_ENTRIES SHOWN_:
[Start of section]

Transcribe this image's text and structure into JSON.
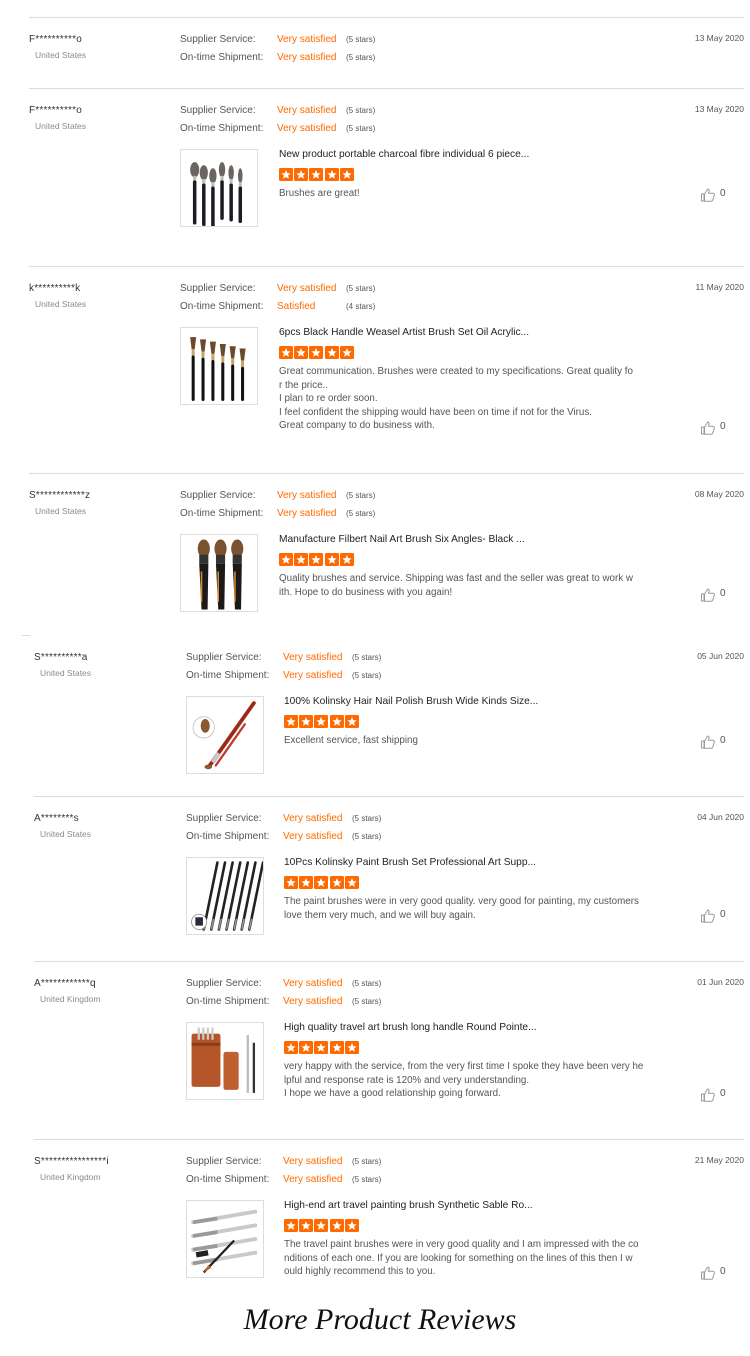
{
  "labels": {
    "supplier_service": "Supplier Service:",
    "ontime_shipment": "On-time Shipment:"
  },
  "colors": {
    "accent": "#ff6a00",
    "rule": "#dcdcdc"
  },
  "reviews": [
    {
      "buyer": "F**********o",
      "country": "United States",
      "date": "13 May 2020",
      "supplier": {
        "text": "Very satisfied",
        "stars": "(5 stars)"
      },
      "shipment": {
        "text": "Very satisfied",
        "stars": "(5 stars)"
      }
    },
    {
      "buyer": "F**********o",
      "country": "United States",
      "date": "13 May 2020",
      "supplier": {
        "text": "Very satisfied",
        "stars": "(5 stars)"
      },
      "shipment": {
        "text": "Very satisfied",
        "stars": "(5 stars)"
      },
      "product": "New product portable charcoal fibre individual 6 piece...",
      "rating": 5,
      "text": [
        "Brushes are great!"
      ],
      "likes": "0"
    },
    {
      "buyer": "k**********k",
      "country": "United States",
      "date": "11 May 2020",
      "supplier": {
        "text": "Very satisfied",
        "stars": "(5 stars)"
      },
      "shipment": {
        "text": "Satisfied",
        "stars": "(4 stars)"
      },
      "product": "6pcs Black Handle Weasel Artist Brush Set Oil Acrylic...",
      "rating": 5,
      "text": [
        "Great communication. Brushes were created to my specifications. Great quality fo",
        "r the price..",
        "I plan to re order soon.",
        "I feel confident the shipping would have been on time if not for the Virus.",
        "Great company to do business with."
      ],
      "likes": "0"
    },
    {
      "buyer": "S************z",
      "country": "United States",
      "date": "08 May 2020",
      "supplier": {
        "text": "Very satisfied",
        "stars": "(5 stars)"
      },
      "shipment": {
        "text": "Very satisfied",
        "stars": "(5 stars)"
      },
      "product": "Manufacture Filbert Nail Art Brush Six Angles- Black ...",
      "rating": 5,
      "text": [
        "Quality brushes and service. Shipping was fast and the seller was great to work w",
        "ith. Hope to do business with you again!"
      ],
      "likes": "0"
    },
    {
      "buyer": "S**********a",
      "country": "United States",
      "date": "05 Jun 2020",
      "supplier": {
        "text": "Very satisfied",
        "stars": "(5 stars)"
      },
      "shipment": {
        "text": "Very satisfied",
        "stars": "(5 stars)"
      },
      "product": "100% Kolinsky Hair Nail Polish Brush Wide Kinds Size...",
      "rating": 5,
      "text": [
        "Excellent service, fast shipping"
      ],
      "likes": "0"
    },
    {
      "buyer": "A********s",
      "country": "United States",
      "date": "04 Jun 2020",
      "supplier": {
        "text": "Very satisfied",
        "stars": "(5 stars)"
      },
      "shipment": {
        "text": "Very satisfied",
        "stars": "(5 stars)"
      },
      "product": "10Pcs Kolinsky Paint Brush Set Professional Art Supp...",
      "rating": 5,
      "text": [
        "The paint brushes were in very good quality. very good for painting, my customers",
        "love them very much, and we will buy again."
      ],
      "likes": "0"
    },
    {
      "buyer": "A************q",
      "country": "United Kingdom",
      "date": "01 Jun 2020",
      "supplier": {
        "text": "Very satisfied",
        "stars": "(5 stars)"
      },
      "shipment": {
        "text": "Very satisfied",
        "stars": "(5 stars)"
      },
      "product": "High quality travel art brush long handle Round Pointe...",
      "rating": 5,
      "text": [
        "very happy with the service, from the very first time I spoke they have been very he",
        "lpful and response rate is 120% and very understanding.",
        "I hope we have a good relationship going forward."
      ],
      "likes": "0"
    },
    {
      "buyer": "S****************i",
      "country": "United Kingdom",
      "date": "21 May 2020",
      "supplier": {
        "text": "Very satisfied",
        "stars": "(5 stars)"
      },
      "shipment": {
        "text": "Very satisfied",
        "stars": "(5 stars)"
      },
      "product": "High-end art travel painting brush Synthetic Sable Ro...",
      "rating": 5,
      "text": [
        "The travel paint brushes were in very good quality and I am impressed with the co",
        "nditions of each one. If you are looking for something on the lines of this then I w",
        "ould highly recommend this to you."
      ],
      "likes": "0"
    }
  ],
  "footer": {
    "title": "More Product Reviews"
  },
  "icons": {
    "star": "star-icon",
    "like": "thumbs-up-icon"
  }
}
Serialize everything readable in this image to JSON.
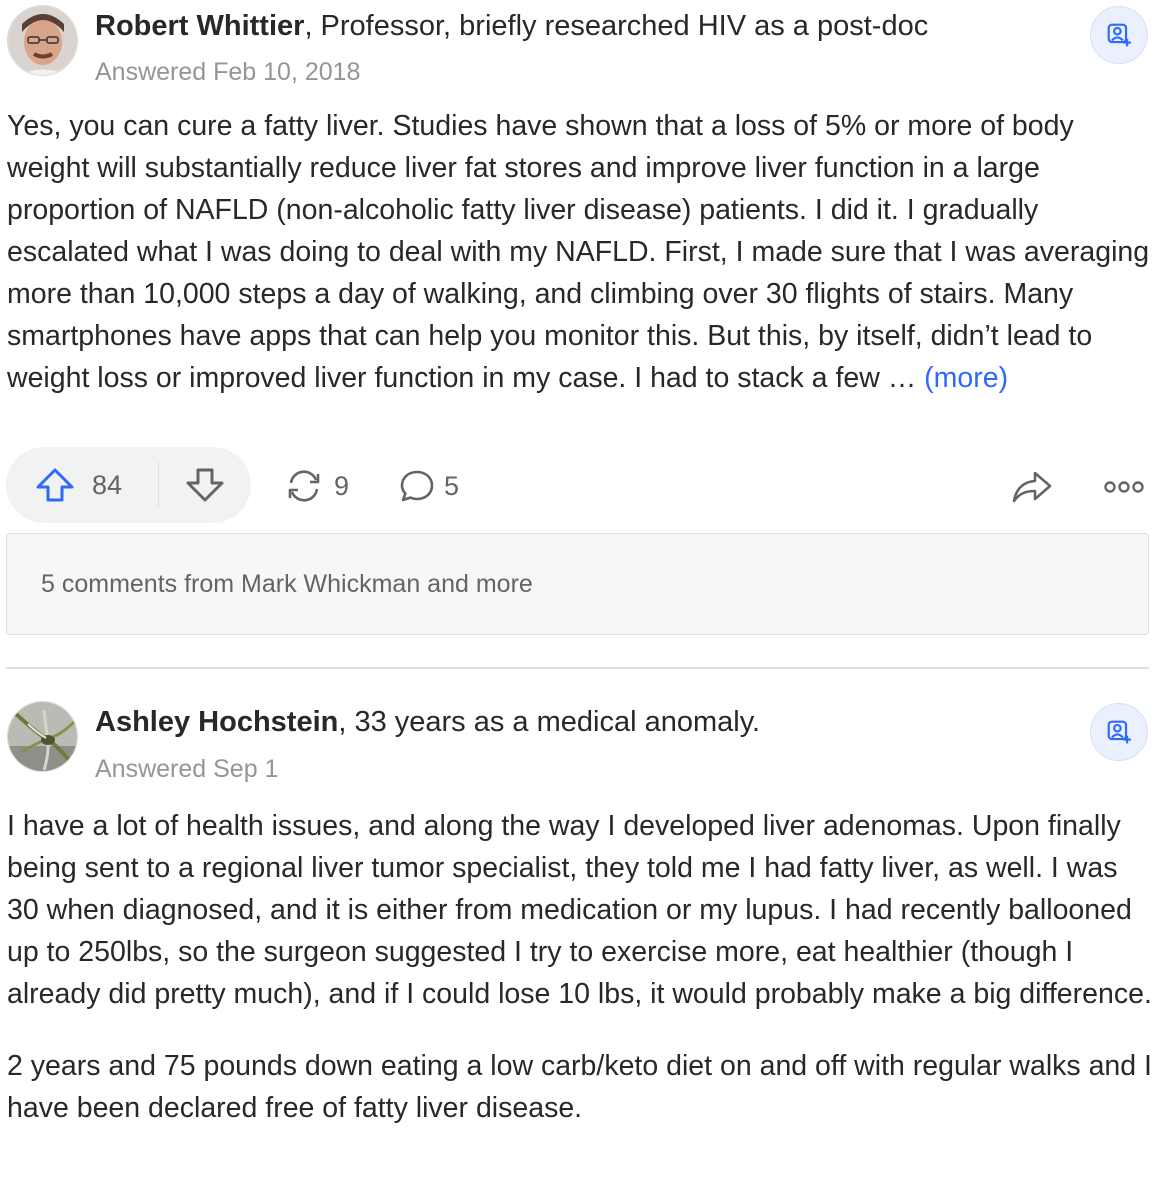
{
  "answers": [
    {
      "author": "Robert Whittier",
      "credential": ", Professor, briefly researched HIV as a post-doc",
      "date": "Answered Feb 10, 2018",
      "paragraphs": [
        "Yes, you can cure a fatty liver. Studies have shown that a loss of 5% or more of body weight will substantially reduce liver fat stores and improve liver function in a large proportion of NAFLD (non-alcoholic fatty liver disease) patients. I did it. I gradually escalated what I was doing to deal with my NAFLD. First, I made sure that I was averaging more than 10,000 steps a day of walking, and climbing over 30 flights of stairs. Many smartphones have apps that can help you monitor this. But this, by itself, didn’t lead to weight loss or improved liver function in my case. I had to stack a few … "
      ],
      "more_label": "(more)",
      "upvotes": "84",
      "shares": "9",
      "comments": "5",
      "comments_summary": "5 comments from Mark Whickman and more"
    },
    {
      "author": "Ashley Hochstein",
      "credential": ", 33 years as a medical anomaly.",
      "date": "Answered Sep 1",
      "paragraphs": [
        "I have a lot of health issues, and along the way I developed liver adenomas. Upon finally being sent to a regional liver tumor specialist, they told me I had fatty liver, as well. I was 30 when diagnosed, and it is either from medication or my lupus. I had recently ballooned up to 250lbs, so the surgeon suggested I try to exercise more, eat healthier (though I already did pretty much), and if I could lose 10 lbs, it would probably make a big difference.",
        "2 years and 75 pounds down eating a low carb/keto diet on and off with regular walks and I have been declared free of fatty liver disease."
      ]
    }
  ],
  "icons": {
    "follow": "person-add-icon",
    "upvote": "arrow-up-icon",
    "downvote": "arrow-down-icon",
    "share": "share-loop-icon",
    "comment": "speech-bubble-icon",
    "forward": "forward-arrow-icon",
    "overflow": "more-dots-icon"
  },
  "colors": {
    "accent": "#2e69ff",
    "text": "#282829",
    "muted": "#939598",
    "icon": "#636466"
  }
}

[End of section]

_EXERCISE DESCRIPTION_: Transcribe every line in the entries above, taking out only the images.

_WRITTEN RESPONSE_:
Transcribe this image's text and structure into JSON.
{
  "labels": {
    "supplier_service": "Supplier Service:",
    "ontime_shipment": "On-time Shipment:"
  },
  "colors": {
    "accent": "#ff6a00",
    "rule": "#dcdcdc"
  },
  "reviews": [
    {
      "buyer": "F**********o",
      "country": "United States",
      "date": "13 May 2020",
      "supplier": {
        "text": "Very satisfied",
        "stars": "(5 stars)"
      },
      "shipment": {
        "text": "Very satisfied",
        "stars": "(5 stars)"
      }
    },
    {
      "buyer": "F**********o",
      "country": "United States",
      "date": "13 May 2020",
      "supplier": {
        "text": "Very satisfied",
        "stars": "(5 stars)"
      },
      "shipment": {
        "text": "Very satisfied",
        "stars": "(5 stars)"
      },
      "product": "New product portable charcoal fibre individual 6 piece...",
      "rating": 5,
      "text": [
        "Brushes are great!"
      ],
      "likes": "0"
    },
    {
      "buyer": "k**********k",
      "country": "United States",
      "date": "11 May 2020",
      "supplier": {
        "text": "Very satisfied",
        "stars": "(5 stars)"
      },
      "shipment": {
        "text": "Satisfied",
        "stars": "(4 stars)"
      },
      "product": "6pcs Black Handle Weasel Artist Brush Set Oil Acrylic...",
      "rating": 5,
      "text": [
        "Great communication. Brushes were created to my specifications. Great quality fo",
        "r the price..",
        "I plan to re order soon.",
        "I feel confident the shipping would have been on time if not for the Virus.",
        "Great company to do business with."
      ],
      "likes": "0"
    },
    {
      "buyer": "S************z",
      "country": "United States",
      "date": "08 May 2020",
      "supplier": {
        "text": "Very satisfied",
        "stars": "(5 stars)"
      },
      "shipment": {
        "text": "Very satisfied",
        "stars": "(5 stars)"
      },
      "product": "Manufacture Filbert Nail Art Brush Six Angles- Black ...",
      "rating": 5,
      "text": [
        "Quality brushes and service. Shipping was fast and the seller was great to work w",
        "ith. Hope to do business with you again!"
      ],
      "likes": "0"
    },
    {
      "buyer": "S**********a",
      "country": "United States",
      "date": "05 Jun 2020",
      "supplier": {
        "text": "Very satisfied",
        "stars": "(5 stars)"
      },
      "shipment": {
        "text": "Very satisfied",
        "stars": "(5 stars)"
      },
      "product": "100% Kolinsky Hair Nail Polish Brush Wide Kinds Size...",
      "rating": 5,
      "text": [
        "Excellent service, fast shipping"
      ],
      "likes": "0"
    },
    {
      "buyer": "A********s",
      "country": "United States",
      "date": "04 Jun 2020",
      "supplier": {
        "text": "Very satisfied",
        "stars": "(5 stars)"
      },
      "shipment": {
        "text": "Very satisfied",
        "stars": "(5 stars)"
      },
      "product": "10Pcs Kolinsky Paint Brush Set Professional Art Supp...",
      "rating": 5,
      "text": [
        "The paint brushes were in very good quality. very good for painting, my customers",
        "love them very much, and we will buy again."
      ],
      "likes": "0"
    },
    {
      "buyer": "A************q",
      "country": "United Kingdom",
      "date": "01 Jun 2020",
      "supplier": {
        "text": "Very satisfied",
        "stars": "(5 stars)"
      },
      "shipment": {
        "text": "Very satisfied",
        "stars": "(5 stars)"
      },
      "product": "High quality travel art brush long handle Round Pointe...",
      "rating": 5,
      "text": [
        "very happy with the service, from the very first time I spoke they have been very he",
        "lpful and response rate is 120% and very understanding.",
        "I hope we have a good relationship going forward."
      ],
      "likes": "0"
    },
    {
      "buyer": "S****************i",
      "country": "United Kingdom",
      "date": "21 May 2020",
      "supplier": {
        "text": "Very satisfied",
        "stars": "(5 stars)"
      },
      "shipment": {
        "text": "Very satisfied",
        "stars": "(5 stars)"
      },
      "product": "High-end art travel painting brush Synthetic Sable Ro...",
      "rating": 5,
      "text": [
        "The travel paint brushes were in very good quality and I am impressed with the co",
        "nditions of each one. If you are looking for something on the lines of this then I w",
        "ould highly recommend this to you."
      ],
      "likes": "0"
    }
  ],
  "footer": {
    "title": "More Product Reviews"
  },
  "icons": {
    "star": "star-icon",
    "like": "thumbs-up-icon"
  }
}
Serialize everything readable in this image to JSON.
{
  "answers": [
    {
      "author": "Robert Whittier",
      "credential": ", Professor, briefly researched HIV as a post-doc",
      "date": "Answered Feb 10, 2018",
      "paragraphs": [
        "Yes, you can cure a fatty liver. Studies have shown that a loss of 5% or more of body weight will substantially reduce liver fat stores and improve liver function in a large proportion of NAFLD (non-alcoholic fatty liver disease) patients. I did it. I gradually escalated what I was doing to deal with my NAFLD. First, I made sure that I was averaging more than 10,000 steps a day of walking, and climbing over 30 flights of stairs. Many smartphones have apps that can help you monitor this. But this, by itself, didn’t lead to weight loss or improved liver function in my case. I had to stack a few … "
      ],
      "more_label": "(more)",
      "upvotes": "84",
      "shares": "9",
      "comments": "5",
      "comments_summary": "5 comments from Mark Whickman and more"
    },
    {
      "author": "Ashley Hochstein",
      "credential": ", 33 years as a medical anomaly.",
      "date": "Answered Sep 1",
      "paragraphs": [
        "I have a lot of health issues, and along the way I developed liver adenomas. Upon finally being sent to a regional liver tumor specialist, they told me I had fatty liver, as well. I was 30 when diagnosed, and it is either from medication or my lupus. I had recently ballooned up to 250lbs, so the surgeon suggested I try to exercise more, eat healthier (though I already did pretty much), and if I could lose 10 lbs, it would probably make a big difference.",
        "2 years and 75 pounds down eating a low carb/keto diet on and off with regular walks and I have been declared free of fatty liver disease."
      ]
    }
  ],
  "icons": {
    "follow": "person-add-icon",
    "upvote": "arrow-up-icon",
    "downvote": "arrow-down-icon",
    "share": "share-loop-icon",
    "comment": "speech-bubble-icon",
    "forward": "forward-arrow-icon",
    "overflow": "more-dots-icon"
  },
  "colors": {
    "accent": "#2e69ff",
    "text": "#282829",
    "muted": "#939598",
    "icon": "#636466"
  }
}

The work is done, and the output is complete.